## EXERCISE BRIEF
Copy each line below that includes "SYNTH".

## STORED ROWS

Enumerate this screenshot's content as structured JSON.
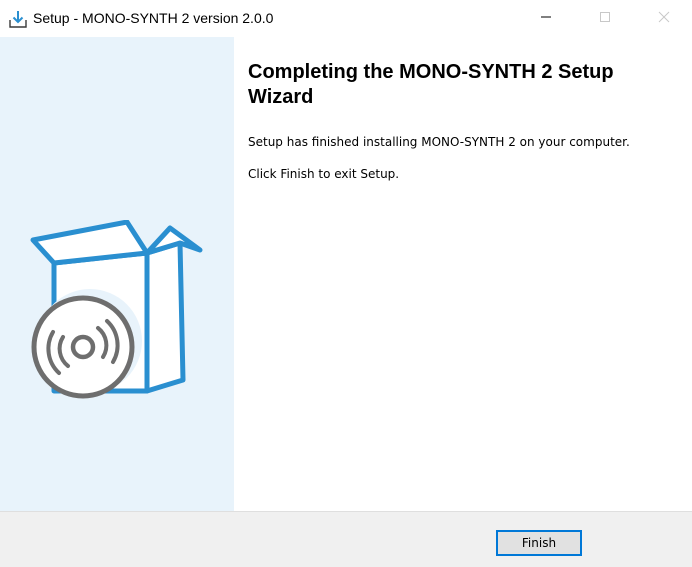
{
  "window": {
    "title": "Setup - MONO-SYNTH 2 version 2.0.0",
    "app_icon": "installer-download-icon",
    "controls": [
      "minimize-icon",
      "maximize-icon",
      "close-icon"
    ]
  },
  "side_panel": {
    "illustration": "software-box-with-disc-icon",
    "background_color": "#e8f3fb",
    "accent_color": "#2a8fd0"
  },
  "main": {
    "heading": "Completing the MONO-SYNTH 2 Setup Wizard",
    "message_installed": "Setup has finished installing MONO-SYNTH 2 on your computer.",
    "message_exit": "Click Finish to exit Setup."
  },
  "footer": {
    "finish_label": "Finish"
  }
}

## PROBLEM SOLUTION
    "title": "Setup - MONO-SYNTH 2 version 2.0.0",
    "heading": "Completing the MONO-SYNTH 2 Setup Wizard",
    "message_installed": "Setup has finished installing MONO-SYNTH 2 on your computer.",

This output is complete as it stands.